Element-and-box listings:
........
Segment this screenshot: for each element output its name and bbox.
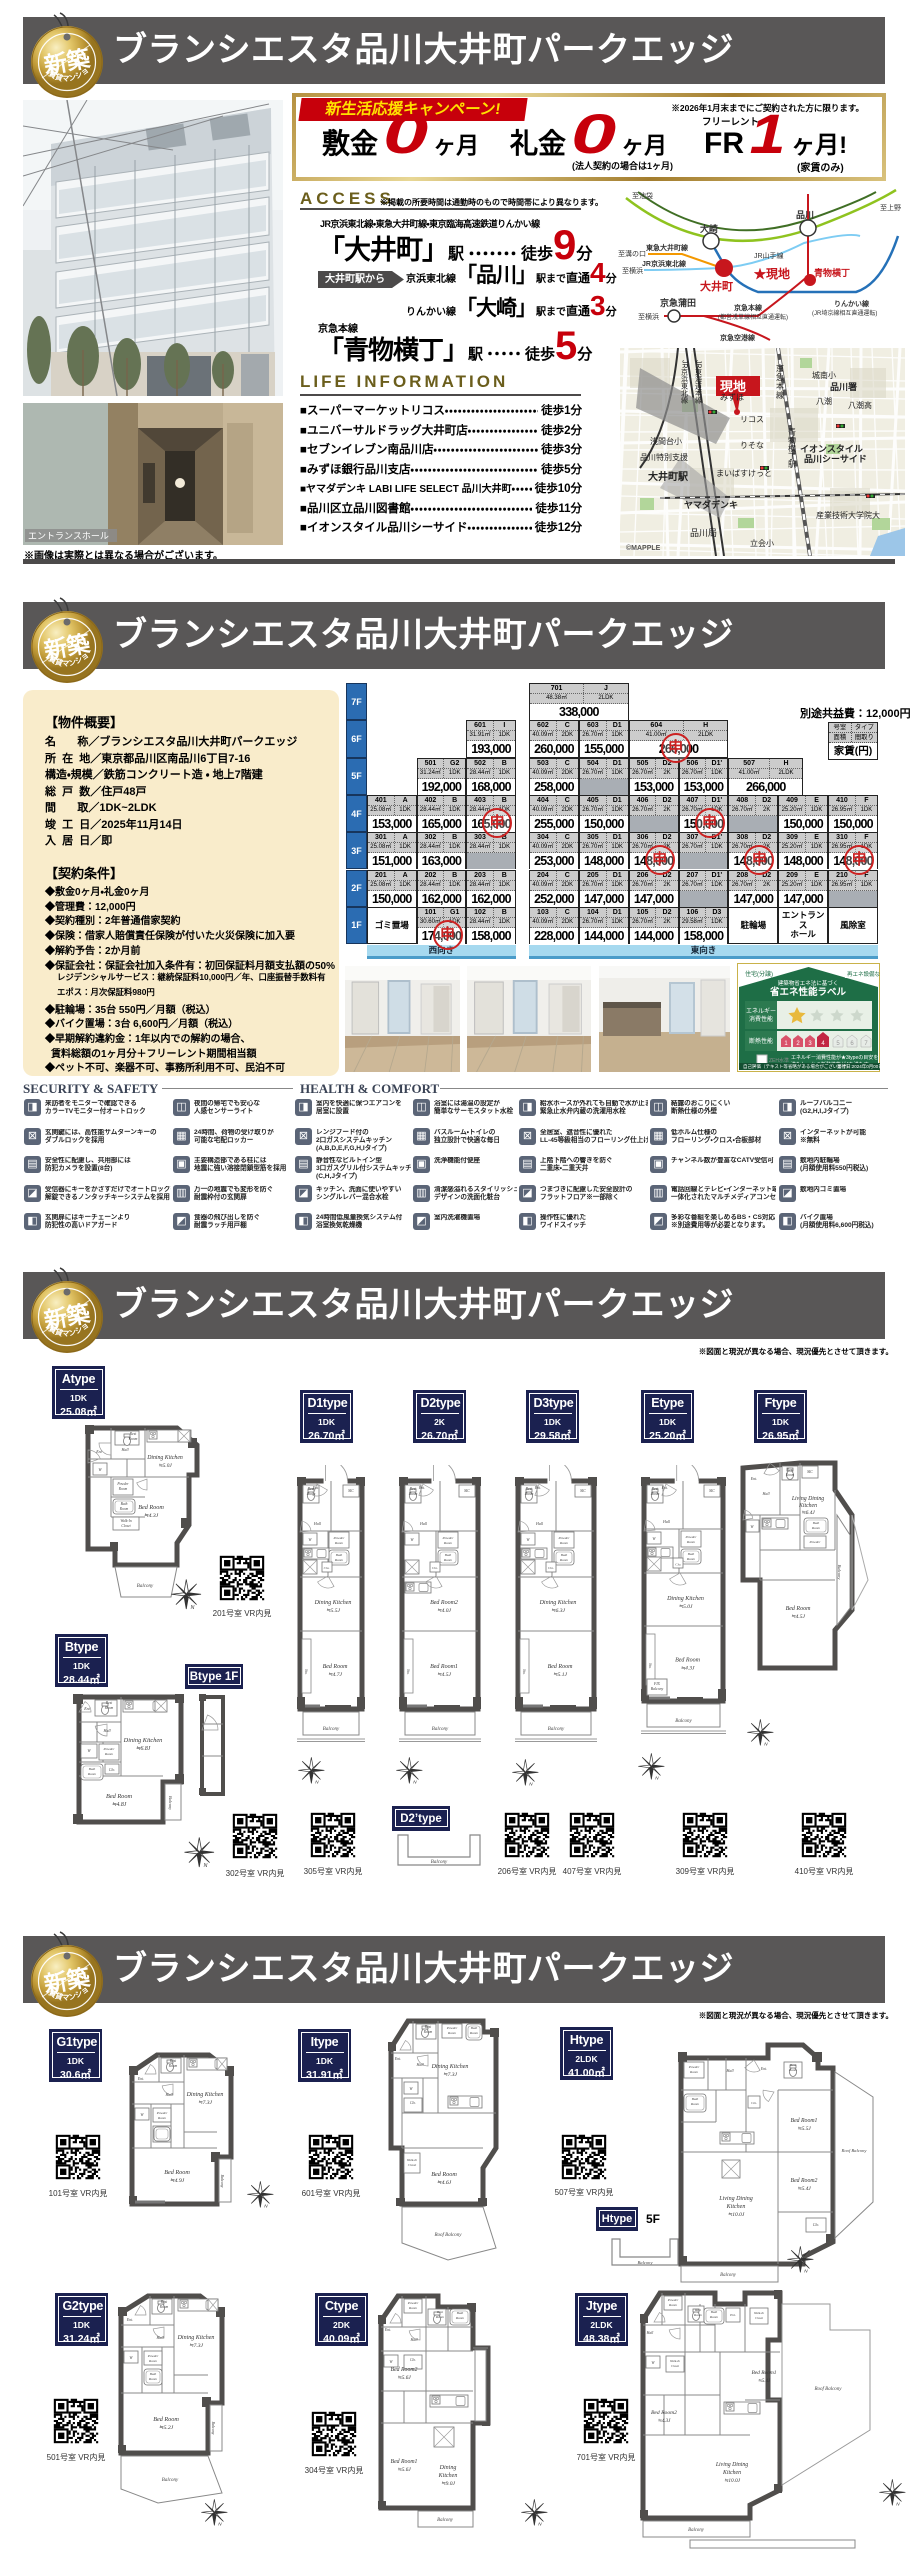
svg-text:Hall: Hall bbox=[725, 2068, 734, 2073]
svg-text:Living Dining: Living Dining bbox=[715, 2462, 748, 2468]
svg-text:Balcony: Balcony bbox=[323, 1727, 340, 1732]
svg-text:Room: Room bbox=[788, 2068, 798, 2072]
svg-text:Rest: Rest bbox=[525, 1487, 533, 1491]
svg-text:京急蒲田: 京急蒲田 bbox=[660, 297, 696, 308]
svg-text:Hall: Hall bbox=[102, 1728, 111, 1733]
svg-text:≒4.8J: ≒4.8J bbox=[112, 1801, 127, 1808]
svg-text:Balcony: Balcony bbox=[548, 1727, 565, 1732]
svg-text:品川局: 品川局 bbox=[690, 528, 717, 538]
svg-text:Balcony: Balcony bbox=[431, 1860, 448, 1865]
svg-text:Clo.: Clo. bbox=[432, 1566, 438, 1570]
svg-text:≒5.2J: ≒5.2J bbox=[159, 2425, 174, 2431]
svg-text:Ent.: Ent. bbox=[661, 1486, 668, 1490]
svg-text:Bed Room2: Bed Room2 bbox=[791, 2178, 818, 2184]
svg-text:≒5.4J: ≒5.4J bbox=[758, 2378, 771, 2384]
svg-text:Ent.: Ent. bbox=[750, 1476, 758, 1481]
svg-text:現地: 現地 bbox=[720, 379, 746, 394]
svg-text:Dining Kitchen: Dining Kitchen bbox=[314, 1600, 352, 1606]
svg-text:Roof Balcony: Roof Balcony bbox=[433, 2233, 462, 2238]
svg-text:★現地: ★現地 bbox=[754, 266, 790, 281]
svg-text:Room: Room bbox=[334, 1558, 344, 1562]
svg-text:Walk-In: Walk-In bbox=[754, 2311, 764, 2315]
svg-text:再エネ設備なし: 再エネ設備なし bbox=[847, 970, 880, 978]
svg-text:≒9.0J: ≒9.0J bbox=[441, 2481, 455, 2487]
svg-text:JR山手線: JR山手線 bbox=[754, 251, 784, 260]
svg-text:≒4.9J: ≒4.9J bbox=[170, 2178, 185, 2184]
svg-text:Ent.: Ent. bbox=[760, 2067, 767, 2071]
svg-text:Powder: Powder bbox=[147, 2354, 159, 2358]
svg-text:Bed Room1: Bed Room1 bbox=[791, 2118, 818, 2124]
svg-text:Room: Room bbox=[408, 1492, 418, 1496]
svg-text:Bath: Bath bbox=[692, 2097, 699, 2101]
svg-text:Ent: Ent bbox=[83, 1706, 90, 1711]
svg-text:≒5.6J: ≒5.6J bbox=[397, 2375, 411, 2381]
svg-text:Room: Room bbox=[104, 1706, 114, 1710]
svg-text:Hall: Hall bbox=[164, 2092, 173, 2097]
svg-text:Sto.: Sto. bbox=[304, 1669, 308, 1675]
svg-text:Room: Room bbox=[435, 2315, 445, 2319]
svg-text:Clo.: Clo. bbox=[324, 1566, 330, 1570]
svg-text:Powder: Powder bbox=[156, 2111, 168, 2115]
svg-text:JR京浜東北線: JR京浜東北線 bbox=[681, 360, 689, 405]
svg-text:Roof Balcony: Roof Balcony bbox=[813, 2387, 842, 2392]
svg-text:Ent.: Ent. bbox=[137, 2077, 144, 2081]
svg-text:建築物省エネ法に基づく: 建築物省エネ法に基づく bbox=[778, 979, 839, 987]
svg-text:Clo.: Clo. bbox=[109, 1768, 115, 1772]
svg-text:Room: Room bbox=[811, 1526, 821, 1530]
svg-text:Rest: Rest bbox=[129, 1432, 137, 1436]
svg-text:八潮: 八潮 bbox=[816, 396, 832, 406]
svg-text:Hall: Hall bbox=[313, 1521, 322, 1526]
svg-text:Balcony: Balcony bbox=[651, 1687, 664, 1691]
svg-text:Dining: Dining bbox=[439, 2465, 457, 2471]
svg-text:Balcony: Balcony bbox=[168, 1796, 173, 1810]
svg-text:Powder: Powder bbox=[667, 2298, 679, 2302]
svg-text:至池袋: 至池袋 bbox=[632, 191, 653, 200]
svg-text:Room: Room bbox=[157, 2116, 166, 2120]
svg-text:住宅(分譲): 住宅(分譲) bbox=[745, 970, 773, 978]
svg-text:Bed Room: Bed Room bbox=[153, 2416, 179, 2423]
svg-text:Room: Room bbox=[686, 1557, 696, 1561]
svg-text:Balcony: Balcony bbox=[437, 2518, 454, 2523]
svg-text:Room: Room bbox=[447, 2031, 456, 2035]
svg-text:≒4.0J: ≒4.0J bbox=[437, 1607, 451, 1614]
svg-text:Sto.: Sto. bbox=[522, 1669, 526, 1675]
svg-text:Kitchen: Kitchen bbox=[438, 2473, 458, 2479]
svg-text:Bath: Bath bbox=[813, 1521, 820, 1525]
svg-text:Bed Room2: Bed Room2 bbox=[651, 2410, 677, 2416]
svg-text:Bed Room: Bed Room bbox=[431, 2171, 457, 2178]
svg-text:Hall: Hall bbox=[662, 1519, 671, 1524]
svg-text:Room: Room bbox=[455, 2316, 465, 2320]
svg-text:≒7.3J: ≒7.3J bbox=[443, 2072, 457, 2078]
svg-text:Dining Kitchen: Dining Kitchen bbox=[666, 1596, 704, 1602]
svg-text:至上野: 至上野 bbox=[880, 203, 901, 212]
svg-text:Dining Kitchen: Dining Kitchen bbox=[177, 2335, 215, 2341]
svg-text:八潮高: 八潮高 bbox=[848, 400, 872, 410]
svg-text:Powder: Powder bbox=[407, 2301, 419, 2305]
svg-text:©MAPPLE: ©MAPPLE bbox=[626, 544, 661, 552]
svg-text:Room: Room bbox=[119, 1507, 129, 1511]
svg-text:浅間台小: 浅間台小 bbox=[650, 436, 682, 446]
svg-text:Ent.: Ent. bbox=[418, 1486, 425, 1490]
svg-text:Rest: Rest bbox=[694, 2308, 702, 2312]
svg-text:みずほ: みずほ bbox=[720, 392, 744, 402]
svg-text:Balcony: Balcony bbox=[720, 2273, 737, 2278]
svg-text:Powder: Powder bbox=[103, 1747, 116, 1751]
svg-text:Room: Room bbox=[87, 1772, 97, 1776]
svg-text:Balcony: Balcony bbox=[637, 2260, 653, 2265]
svg-text:Room: Room bbox=[559, 1558, 569, 1562]
svg-text:Kitchen: Kitchen bbox=[726, 2204, 746, 2210]
svg-text:城南小: 城南小 bbox=[812, 370, 836, 380]
svg-text:Ent.: Ent. bbox=[729, 2313, 736, 2317]
svg-text:FIX: FIX bbox=[653, 1682, 661, 1686]
svg-text:リコス: リコス bbox=[740, 415, 764, 424]
svg-text:Rest: Rest bbox=[436, 2310, 444, 2314]
svg-text:至溝の口: 至溝の口 bbox=[618, 249, 646, 258]
svg-text:Bed Room: Bed Room bbox=[106, 1793, 133, 1800]
svg-text:エネルギー: エネルギー bbox=[746, 1008, 776, 1015]
svg-text:≒7.3J: ≒7.3J bbox=[198, 2100, 212, 2106]
svg-text:Ent.: Ent. bbox=[394, 2057, 401, 2061]
svg-text:≒7.3J: ≒7.3J bbox=[189, 2343, 203, 2349]
svg-text:Rest: Rest bbox=[786, 1468, 794, 1472]
svg-text:≒4.5J: ≒4.5J bbox=[791, 1613, 805, 1620]
svg-text:Balcony: Balcony bbox=[432, 1727, 449, 1732]
svg-text:≒5.6J: ≒5.6J bbox=[397, 2467, 411, 2473]
svg-text:Bath: Bath bbox=[150, 2372, 157, 2376]
svg-text:Room: Room bbox=[443, 1558, 453, 1562]
svg-text:京急本線: 京急本線 bbox=[734, 303, 763, 312]
svg-text:≒4.3J: ≒4.3J bbox=[681, 1665, 695, 1672]
svg-text:Walk-In: Walk-In bbox=[120, 1519, 131, 1523]
svg-text:Roof Balcony: Roof Balcony bbox=[841, 2148, 868, 2153]
svg-text:JR東海道本線: JR東海道本線 bbox=[695, 360, 703, 405]
svg-text:≒4.3J: ≒4.3J bbox=[144, 1513, 159, 1519]
svg-text:Hall: Hall bbox=[646, 2331, 654, 2335]
svg-text:Dining Kitchen: Dining Kitchen bbox=[539, 1600, 577, 1606]
svg-text:まいばすけっと: まいばすけっと bbox=[716, 469, 772, 478]
svg-text:Bed Room: Bed Room bbox=[138, 1504, 164, 1511]
svg-text:Rest: Rest bbox=[169, 2059, 177, 2063]
svg-text:Ent.: Ent. bbox=[384, 2328, 391, 2332]
svg-text:Room: Room bbox=[693, 2313, 702, 2317]
svg-text:Dining Kitchen: Dining Kitchen bbox=[146, 1455, 183, 1461]
svg-text:Hall: Hall bbox=[155, 2335, 164, 2340]
svg-text:≒10.0J: ≒10.0J bbox=[728, 2212, 745, 2218]
svg-text:Room: Room bbox=[128, 1437, 138, 1441]
svg-text:Room: Room bbox=[785, 1473, 795, 1477]
svg-text:青物横丁: 青物横丁 bbox=[814, 267, 850, 278]
svg-text:Bath: Bath bbox=[471, 2026, 478, 2030]
svg-text:Rest: Rest bbox=[160, 2300, 168, 2304]
svg-text:Bath: Bath bbox=[445, 1553, 452, 1557]
svg-text:≒10.0J: ≒10.0J bbox=[724, 2478, 741, 2484]
svg-text:≒4.3J: ≒4.3J bbox=[658, 2418, 672, 2424]
svg-text:Rest: Rest bbox=[651, 1487, 659, 1491]
svg-text:≒5.0J: ≒5.0J bbox=[679, 1604, 693, 1610]
svg-text:Bed Room: Bed Room bbox=[323, 1664, 348, 1670]
svg-text:Room: Room bbox=[668, 2303, 677, 2307]
svg-text:ヤマダデンキ: ヤマダデンキ bbox=[684, 499, 738, 510]
svg-text:発行日:2024年0月00日: 発行日:2024年0月00日 bbox=[837, 1063, 880, 1070]
svg-text:Balcony: Balcony bbox=[837, 1565, 842, 1580]
svg-text:Bed Room: Bed Room bbox=[548, 1664, 573, 1670]
svg-text:Room: Room bbox=[686, 1540, 696, 1544]
svg-text:≒5.1J: ≒5.1J bbox=[553, 1672, 567, 1678]
svg-text:Hall: Hall bbox=[409, 2337, 418, 2342]
svg-text:Room: Room bbox=[443, 1541, 453, 1545]
svg-text:Closet: Closet bbox=[408, 2163, 417, 2167]
svg-text:Kitchen: Kitchen bbox=[798, 1503, 817, 1509]
svg-text:Bath: Bath bbox=[561, 1553, 568, 1557]
svg-text:Room: Room bbox=[159, 2305, 169, 2309]
svg-text:(JR埼京線相互直通運転): (JR埼京線相互直通運転) bbox=[812, 309, 877, 317]
svg-text:Room: Room bbox=[690, 2102, 700, 2106]
svg-text:Powder: Powder bbox=[685, 1535, 698, 1539]
svg-text:Powder: Powder bbox=[446, 2026, 458, 2030]
svg-text:Hall: Hall bbox=[120, 1447, 129, 1452]
svg-text:Room: Room bbox=[689, 2070, 698, 2074]
svg-text:東急大井町線: 東急大井町線 bbox=[646, 243, 689, 252]
svg-text:Closet: Closet bbox=[671, 2364, 679, 2368]
svg-text:Bed Room: Bed Room bbox=[786, 1606, 811, 1612]
svg-text:Bath: Bath bbox=[711, 2310, 718, 2314]
svg-text:Rest: Rest bbox=[424, 2025, 432, 2029]
svg-text:消費性能: 消費性能 bbox=[749, 1015, 773, 1023]
svg-text:品川シーサイド: 品川シーサイド bbox=[804, 454, 867, 464]
svg-text:産業技術大学院大: 産業技術大学院大 bbox=[816, 510, 880, 520]
svg-text:京急空港線: 京急空港線 bbox=[720, 333, 756, 342]
svg-text:エネルギー消費性能が★3typeの目安を: エネルギー消費性能が★3typeの目安を bbox=[791, 1054, 878, 1061]
svg-text:りんかい線: りんかい線 bbox=[834, 299, 870, 308]
svg-text:Hall: Hall bbox=[419, 1521, 428, 1526]
svg-text:≒6.4J: ≒6.4J bbox=[801, 1510, 815, 1516]
svg-text:大崎: 大崎 bbox=[700, 223, 718, 234]
svg-text:Ent.: Ent. bbox=[534, 1486, 541, 1490]
svg-text:Ent.: Ent. bbox=[312, 1486, 319, 1490]
svg-text:Balcony: Balcony bbox=[675, 1719, 692, 1724]
svg-text:Room: Room bbox=[709, 2315, 719, 2319]
svg-text:Clo.: Clo. bbox=[675, 1562, 681, 1566]
svg-text:大井町: 大井町 bbox=[700, 279, 733, 293]
svg-text:Balcony: Balcony bbox=[162, 2478, 179, 2483]
svg-text:Dining Kitchen: Dining Kitchen bbox=[123, 1737, 163, 1744]
svg-text:Bath: Bath bbox=[89, 1767, 96, 1771]
svg-text:Balcony: Balcony bbox=[211, 2421, 216, 2434]
svg-text:Walk-In: Walk-In bbox=[407, 2158, 418, 2162]
svg-text:Powder: Powder bbox=[688, 2065, 700, 2069]
svg-text:省エネ性能ラベル: 省エネ性能ラベル bbox=[769, 986, 847, 998]
svg-text:Clo.: Clo. bbox=[410, 2101, 416, 2105]
svg-text:≒5.4J: ≒5.4J bbox=[797, 2186, 811, 2192]
svg-text:Closet: Closet bbox=[755, 2316, 763, 2320]
svg-text:Room: Room bbox=[524, 1492, 534, 1496]
svg-text:Rest: Rest bbox=[789, 2063, 797, 2067]
svg-text:≒4.7J: ≒4.7J bbox=[328, 1671, 342, 1678]
svg-text:Living Dining: Living Dining bbox=[718, 2196, 753, 2202]
svg-text:至横浜: 至横浜 bbox=[622, 266, 643, 275]
svg-text:Room: Room bbox=[469, 2031, 479, 2035]
svg-text:Room: Room bbox=[104, 1752, 114, 1756]
svg-text:≒4.6J: ≒4.6J bbox=[437, 2180, 452, 2186]
svg-text:Powder: Powder bbox=[558, 1536, 571, 1540]
svg-text:Hall: Hall bbox=[761, 1491, 770, 1496]
svg-text:Bath: Bath bbox=[688, 1552, 695, 1556]
svg-text:SIC: SIC bbox=[580, 1489, 586, 1493]
svg-text:Sto.: Sto. bbox=[406, 1669, 410, 1675]
svg-text:Kitchen: Kitchen bbox=[722, 2470, 741, 2476]
svg-text:≒6.3J: ≒6.3J bbox=[551, 1608, 565, 1614]
svg-text:JR京浜東北線: JR京浜東北線 bbox=[642, 259, 687, 268]
svg-text:Walk-In: Walk-In bbox=[670, 2359, 680, 2363]
svg-text:Bed Room1: Bed Room1 bbox=[430, 1664, 458, 1670]
svg-text:イオンスタイル: イオンスタイル bbox=[800, 443, 863, 454]
svg-text:Bed Room1: Bed Room1 bbox=[751, 2370, 776, 2376]
svg-text:Bath: Bath bbox=[457, 2311, 464, 2315]
svg-text:Bed Room1: Bed Room1 bbox=[391, 2459, 418, 2465]
svg-text:Bed Room: Bed Room bbox=[675, 1658, 700, 1664]
svg-text:Powder: Powder bbox=[116, 1482, 129, 1486]
svg-text:Bed Room: Bed Room bbox=[164, 2169, 190, 2176]
svg-text:Room: Room bbox=[334, 1541, 344, 1545]
svg-text:≒5.5J: ≒5.5J bbox=[326, 1608, 340, 1614]
svg-text:青物横丁駅: 青物横丁駅 bbox=[788, 427, 797, 469]
svg-text:Bath: Bath bbox=[336, 1553, 343, 1557]
svg-text:Rest: Rest bbox=[409, 1487, 417, 1491]
svg-text:SIC: SIC bbox=[348, 1489, 354, 1493]
svg-text:至横浜: 至横浜 bbox=[638, 312, 659, 321]
svg-text:≒6.8J: ≒6.8J bbox=[136, 1746, 151, 1752]
svg-text:Room: Room bbox=[423, 2030, 433, 2034]
svg-text:Powder: Powder bbox=[809, 1540, 822, 1544]
svg-text:Bath: Bath bbox=[121, 1502, 128, 1506]
svg-text:Hall: Hall bbox=[535, 1521, 544, 1526]
svg-text:(都営浅草線相互直通運転): (都営浅草線相互直通運転) bbox=[718, 313, 788, 321]
svg-text:Balcony: Balcony bbox=[137, 1584, 154, 1589]
svg-text:Balcony: Balcony bbox=[220, 2174, 225, 2187]
svg-text:≒5.0J: ≒5.0J bbox=[158, 1463, 172, 1469]
svg-text:SIC: SIC bbox=[807, 1470, 813, 1474]
svg-text:Bed Room2: Bed Room2 bbox=[391, 2367, 418, 2373]
svg-text:Room: Room bbox=[559, 1541, 569, 1545]
svg-text:Balcony: Balcony bbox=[688, 2528, 705, 2533]
svg-text:Ent: Ent bbox=[95, 1449, 102, 1454]
svg-text:ZEH水準: ZEH水準 bbox=[769, 1057, 789, 1064]
svg-text:Room: Room bbox=[148, 2377, 158, 2381]
svg-text:Sto.: Sto. bbox=[648, 1663, 652, 1669]
svg-text:Ent.: Ent. bbox=[126, 2318, 133, 2322]
svg-text:Closet: Closet bbox=[121, 1524, 131, 1528]
svg-text:SIC: SIC bbox=[464, 1489, 470, 1493]
svg-text:Room: Room bbox=[168, 2064, 178, 2068]
svg-text:品川特別支援: 品川特別支援 bbox=[640, 452, 688, 462]
svg-text:SIC: SIC bbox=[709, 1489, 715, 1493]
svg-text:Clo.: Clo. bbox=[548, 1566, 554, 1570]
svg-text:品川署: 品川署 bbox=[830, 381, 857, 392]
svg-text:りそな: りそな bbox=[740, 441, 764, 450]
svg-text:Powder: Powder bbox=[442, 1536, 455, 1540]
svg-text:Clo.: Clo. bbox=[751, 2101, 757, 2105]
svg-text:Clo.: Clo. bbox=[410, 2358, 416, 2362]
svg-text:立会小: 立会小 bbox=[750, 538, 774, 548]
svg-text:Clo.: Clo. bbox=[813, 2223, 819, 2227]
svg-text:自己評価（テキスト等省略がある場合がございます）: 自己評価（テキスト等省略がある場合がございます） bbox=[743, 1063, 851, 1070]
svg-text:大井町駅: 大井町駅 bbox=[648, 470, 689, 483]
svg-text:Dining Kitchen: Dining Kitchen bbox=[431, 2064, 469, 2070]
svg-text:Powder: Powder bbox=[333, 1536, 346, 1540]
svg-text:Room: Room bbox=[148, 2359, 157, 2363]
svg-text:Rest: Rest bbox=[105, 1701, 113, 1705]
svg-text:品川: 品川 bbox=[796, 210, 814, 220]
svg-text:Bed Room2: Bed Room2 bbox=[430, 1600, 458, 1606]
svg-text:Room: Room bbox=[118, 1487, 128, 1491]
svg-text:Hall: Hall bbox=[415, 2062, 424, 2067]
svg-text:京急本線: 京急本線 bbox=[776, 364, 785, 400]
svg-text:Room: Room bbox=[650, 1492, 660, 1496]
svg-text:エントランスホール: エントランスホール bbox=[28, 531, 109, 541]
svg-text:Living Dining: Living Dining bbox=[791, 1496, 824, 1502]
svg-text:Room: Room bbox=[408, 2306, 417, 2310]
svg-text:≒5.5J: ≒5.5J bbox=[797, 2126, 811, 2132]
svg-text:Dining Kitchen: Dining Kitchen bbox=[186, 2092, 224, 2098]
svg-text:≒4.5J: ≒4.5J bbox=[437, 1671, 451, 1678]
svg-text:断熱性能: 断熱性能 bbox=[749, 1037, 773, 1045]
........
• **TO DO**:
Duplicate the lines in the rows, starting at the line containing "svg-text:Hall: Hall bbox=[725, 2068, 734, 2073]" and ending at the line containing "svg-text:京急蒲田: 京急蒲田 bbox=[660, 297, 696, 308]".

• **EXERCISE SOLUTION**:
svg-text:Hall: Hall bbox=[725, 2068, 734, 2073]
svg-text:Living Dining: Living Dining bbox=[715, 2462, 748, 2468]
svg-text:Balcony: Balcony bbox=[323, 1727, 340, 1732]
svg-text:Room: Room bbox=[788, 2068, 798, 2072]
svg-text:Rest: Rest bbox=[525, 1487, 533, 1491]
svg-text:京急蒲田: 京急蒲田 bbox=[660, 297, 696, 308]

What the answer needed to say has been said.